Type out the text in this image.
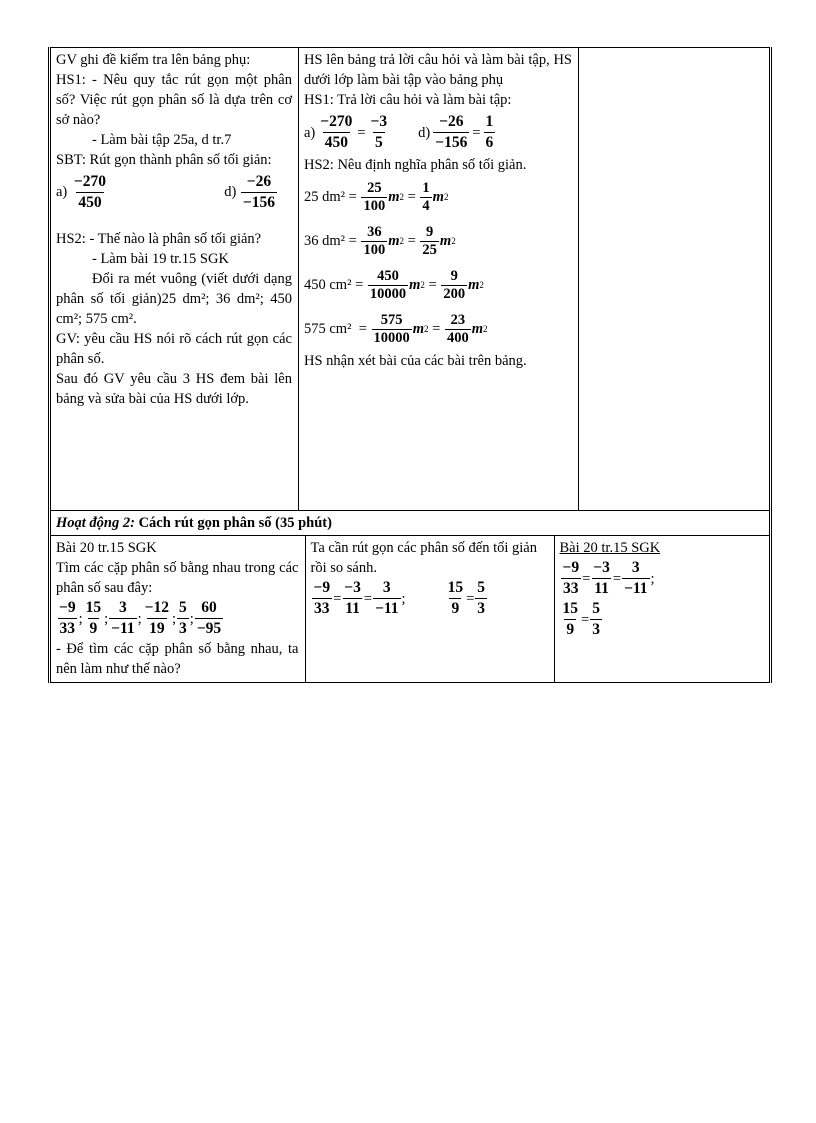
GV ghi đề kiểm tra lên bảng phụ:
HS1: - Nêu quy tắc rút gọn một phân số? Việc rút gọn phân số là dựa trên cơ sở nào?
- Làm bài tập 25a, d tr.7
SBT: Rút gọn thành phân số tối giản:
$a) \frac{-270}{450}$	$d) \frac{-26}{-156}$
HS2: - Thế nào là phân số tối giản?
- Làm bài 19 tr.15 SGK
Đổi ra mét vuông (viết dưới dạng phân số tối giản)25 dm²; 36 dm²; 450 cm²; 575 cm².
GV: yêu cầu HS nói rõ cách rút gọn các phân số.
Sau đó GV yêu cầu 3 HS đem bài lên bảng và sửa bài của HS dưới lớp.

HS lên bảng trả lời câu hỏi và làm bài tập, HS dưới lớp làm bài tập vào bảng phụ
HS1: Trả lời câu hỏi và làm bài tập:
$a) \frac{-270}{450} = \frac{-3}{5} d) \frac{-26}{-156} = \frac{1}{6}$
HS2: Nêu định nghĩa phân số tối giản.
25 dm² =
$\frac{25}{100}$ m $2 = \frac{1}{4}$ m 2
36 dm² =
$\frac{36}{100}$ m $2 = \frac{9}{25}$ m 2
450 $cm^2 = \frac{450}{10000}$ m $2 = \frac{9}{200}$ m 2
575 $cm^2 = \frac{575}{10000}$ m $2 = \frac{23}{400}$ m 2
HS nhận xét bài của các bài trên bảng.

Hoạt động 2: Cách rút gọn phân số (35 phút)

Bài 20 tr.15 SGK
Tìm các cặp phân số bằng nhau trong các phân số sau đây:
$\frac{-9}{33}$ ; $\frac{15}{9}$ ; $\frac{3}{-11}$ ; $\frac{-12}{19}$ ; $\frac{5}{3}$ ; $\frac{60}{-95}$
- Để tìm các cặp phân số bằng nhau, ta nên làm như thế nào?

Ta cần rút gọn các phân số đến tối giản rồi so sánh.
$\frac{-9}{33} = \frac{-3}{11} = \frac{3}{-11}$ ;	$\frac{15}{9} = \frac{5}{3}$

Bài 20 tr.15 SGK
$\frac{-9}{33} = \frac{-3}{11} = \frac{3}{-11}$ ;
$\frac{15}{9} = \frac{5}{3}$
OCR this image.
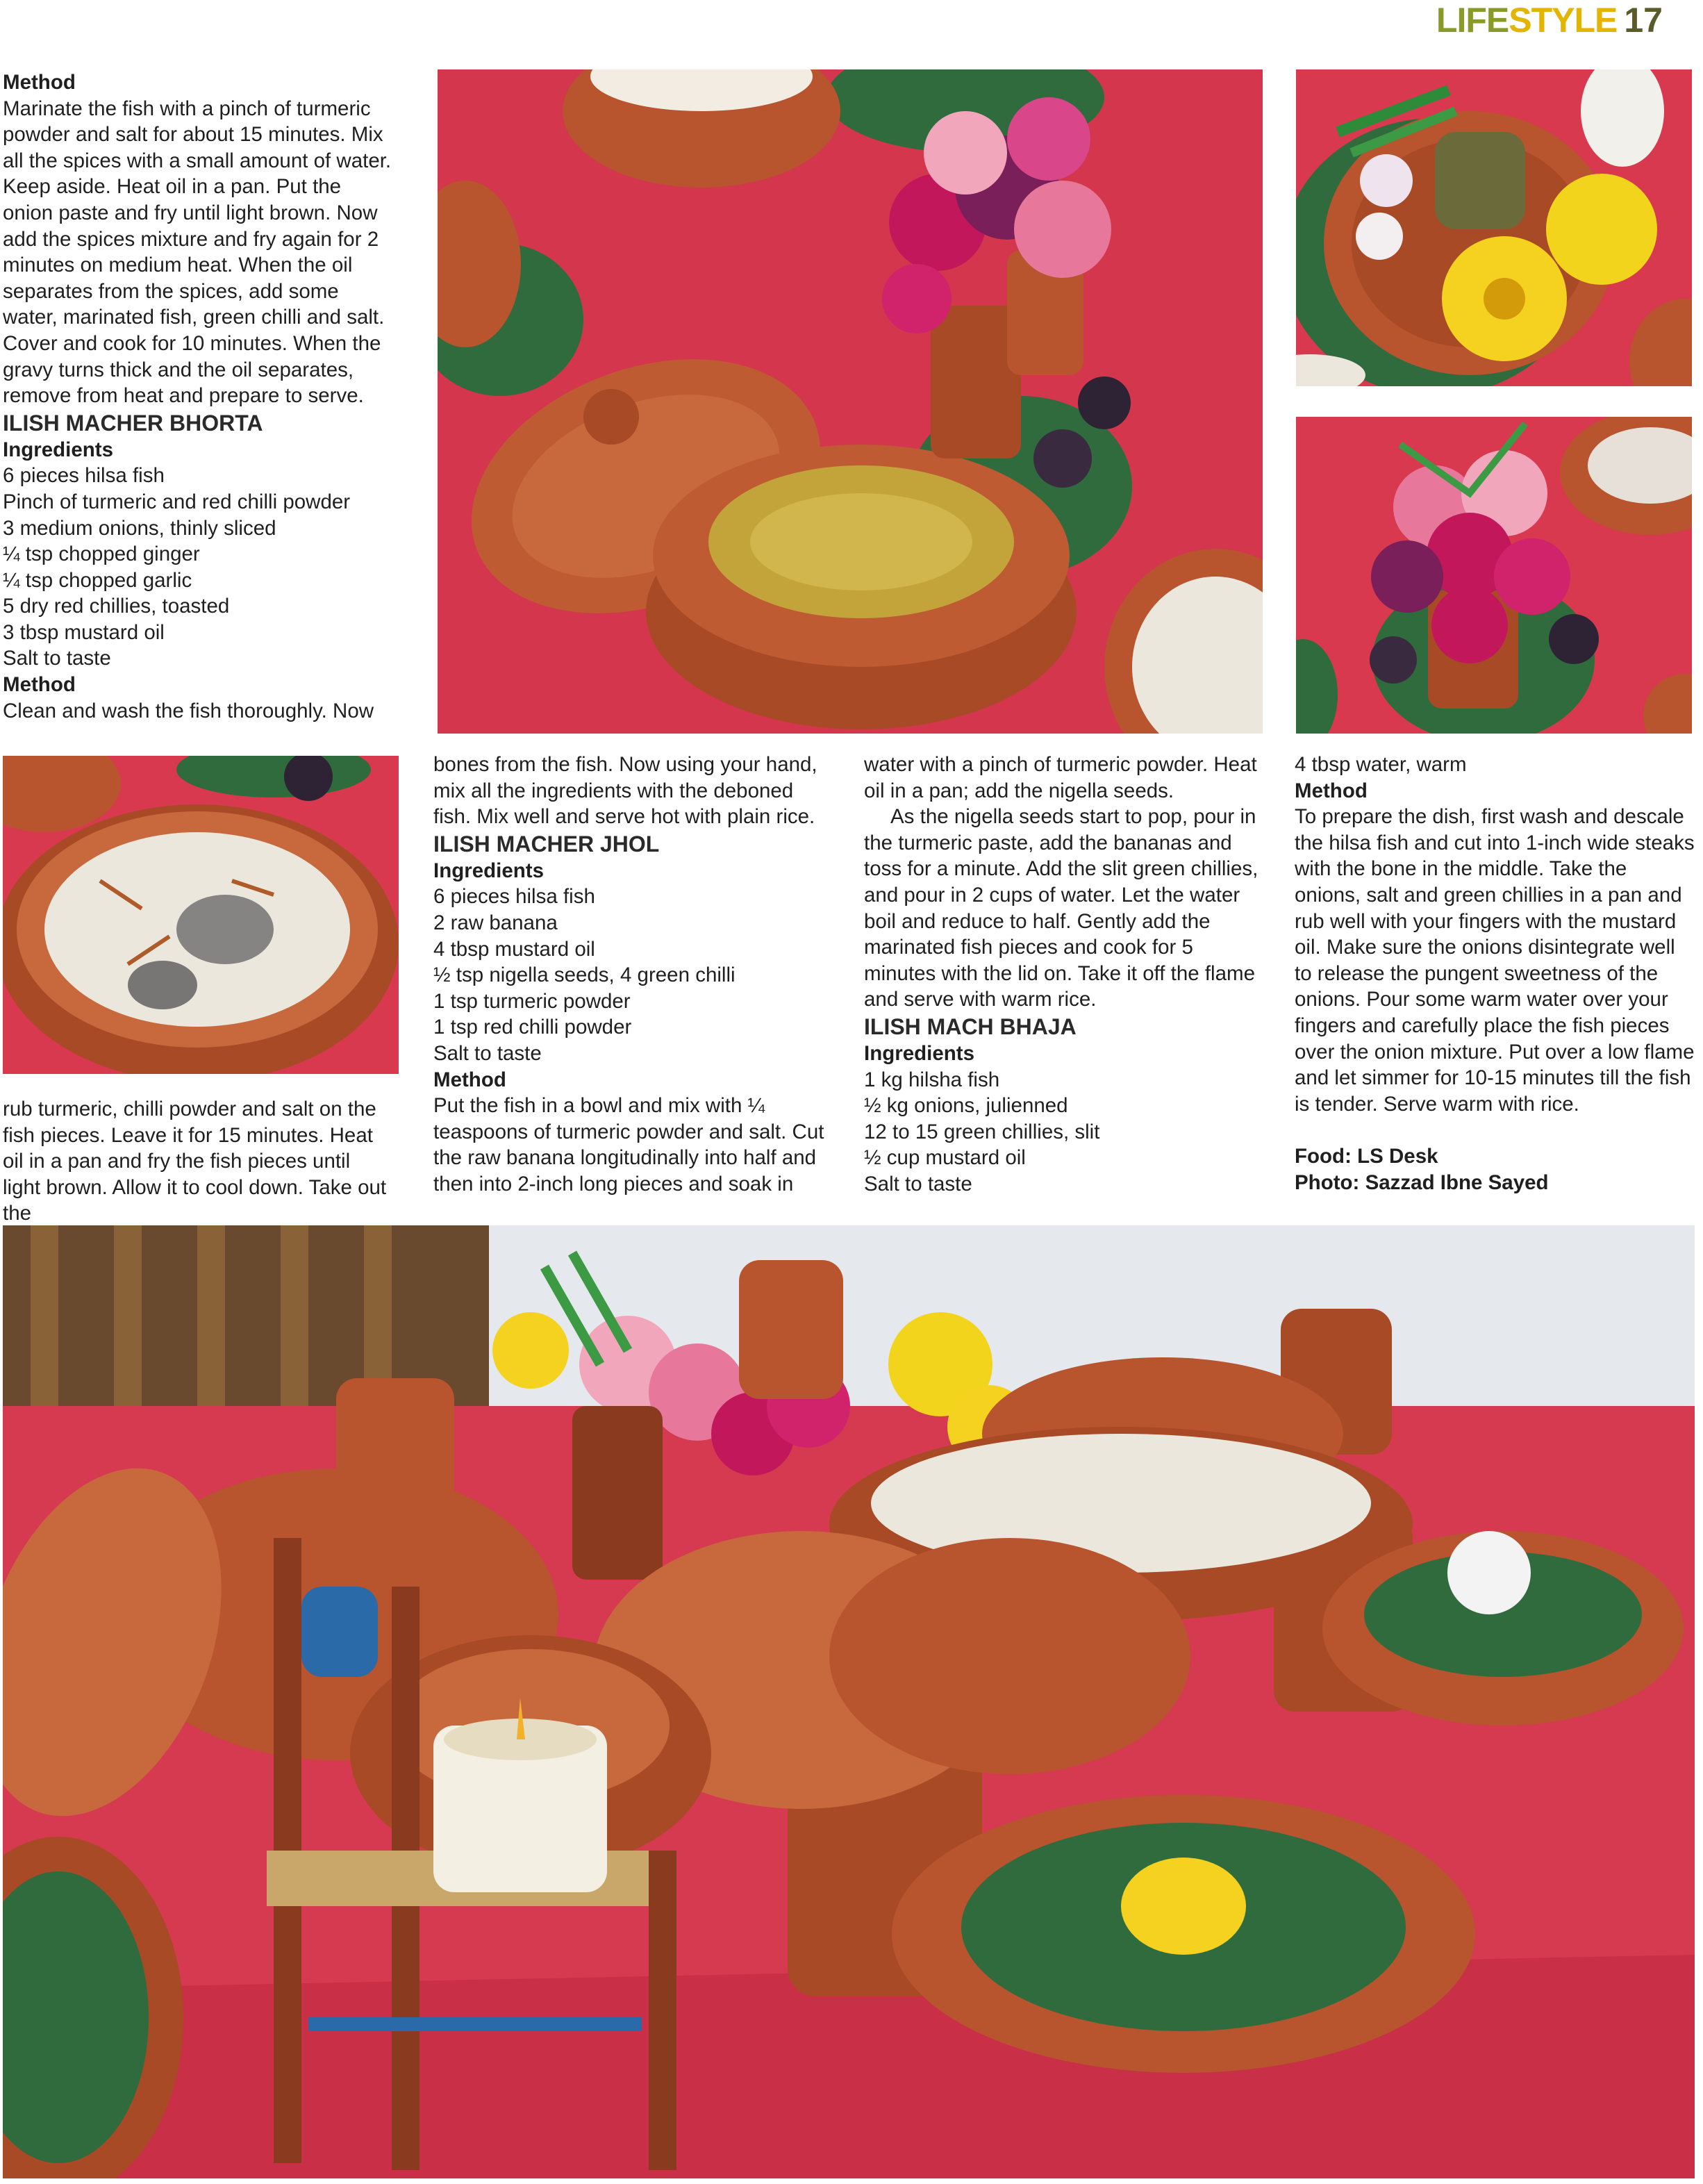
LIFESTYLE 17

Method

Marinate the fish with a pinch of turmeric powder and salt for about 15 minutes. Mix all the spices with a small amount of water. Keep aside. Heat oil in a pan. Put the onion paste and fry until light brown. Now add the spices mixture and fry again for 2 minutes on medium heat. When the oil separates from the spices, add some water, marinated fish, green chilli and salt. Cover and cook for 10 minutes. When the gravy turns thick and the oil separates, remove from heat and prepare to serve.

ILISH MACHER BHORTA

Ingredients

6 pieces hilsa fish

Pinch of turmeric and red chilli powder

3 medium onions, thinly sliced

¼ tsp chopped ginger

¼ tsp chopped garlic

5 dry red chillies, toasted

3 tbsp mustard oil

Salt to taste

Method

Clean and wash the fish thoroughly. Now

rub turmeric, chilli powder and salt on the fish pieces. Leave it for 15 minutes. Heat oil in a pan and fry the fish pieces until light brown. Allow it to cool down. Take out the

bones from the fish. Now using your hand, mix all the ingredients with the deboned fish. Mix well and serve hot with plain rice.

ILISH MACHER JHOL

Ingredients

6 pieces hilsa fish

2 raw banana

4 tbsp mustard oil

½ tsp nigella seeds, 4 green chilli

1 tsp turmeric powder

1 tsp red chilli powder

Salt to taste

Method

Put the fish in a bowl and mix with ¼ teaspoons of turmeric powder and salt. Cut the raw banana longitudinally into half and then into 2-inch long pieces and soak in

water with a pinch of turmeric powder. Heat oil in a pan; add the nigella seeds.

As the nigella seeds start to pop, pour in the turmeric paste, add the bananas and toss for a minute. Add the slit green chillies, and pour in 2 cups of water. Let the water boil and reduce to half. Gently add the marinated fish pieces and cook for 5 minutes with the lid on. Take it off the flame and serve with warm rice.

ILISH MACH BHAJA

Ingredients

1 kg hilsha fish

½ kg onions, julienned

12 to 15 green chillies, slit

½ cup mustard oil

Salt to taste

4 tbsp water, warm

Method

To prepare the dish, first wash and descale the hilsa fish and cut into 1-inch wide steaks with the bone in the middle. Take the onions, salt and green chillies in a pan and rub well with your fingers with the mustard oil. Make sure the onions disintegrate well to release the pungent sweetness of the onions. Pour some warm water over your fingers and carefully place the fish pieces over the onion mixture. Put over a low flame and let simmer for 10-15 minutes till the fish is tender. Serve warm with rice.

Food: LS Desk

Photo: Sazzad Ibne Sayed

□ □ □

» **WRITTEN REQUEST**: Every line of the listing that holds "dưới" should be found and copied.

» **WRITTEN RESPONSE**:
Đổi ra mét vuông (viết dưới dạng phân số tối giản)25 dm²; 36 dm²; 450 cm²; 575 cm².
Sau đó GV yêu cầu 3 HS đem bài lên bảng và sửa bài của HS dưới lớp.
HS lên bảng trả lời câu hỏi và làm bài tập, HS dưới lớp làm bài tập vào bảng phụ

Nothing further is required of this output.